* _Problem description_
Copy all the material below, exactly as it stands.

━━━ Recorded data ━━━

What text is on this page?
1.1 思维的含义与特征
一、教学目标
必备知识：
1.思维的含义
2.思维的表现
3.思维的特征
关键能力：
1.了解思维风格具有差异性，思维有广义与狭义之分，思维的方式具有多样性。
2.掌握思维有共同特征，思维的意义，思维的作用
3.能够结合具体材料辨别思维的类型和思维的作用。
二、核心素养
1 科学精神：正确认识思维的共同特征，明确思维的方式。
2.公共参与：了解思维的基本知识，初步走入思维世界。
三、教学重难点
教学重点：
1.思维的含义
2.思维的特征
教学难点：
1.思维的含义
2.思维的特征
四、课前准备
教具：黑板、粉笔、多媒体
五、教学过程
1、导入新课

━━━

* _Solution to this problem_
What text is on this page?
1.1 思维的含义与特征
一、教学目标
必备知识：
1.思维的含义
2.思维的表现
3.思维的特征
关键能力：
1.了解思维风格具有差异性，思维有广义与狭义之分，思维的方式具有多样性。
2.掌握思维有共同特征，思维的意义，思维的作用
3.能够结合具体材料辨别思维的类型和思维的作用。
二、核心素养
1 科学精神：正确认识思维的共同特征，明确思维的方式。
2.公共参与：了解思维的基本知识，初步走入思维世界。
三、教学重难点
教学重点：
1.思维的含义
2.思维的特征
教学难点：
1.思维的含义
2.思维的特征
四、课前准备
教具：黑板、粉笔、多媒体
五、教学过程
1、导入新课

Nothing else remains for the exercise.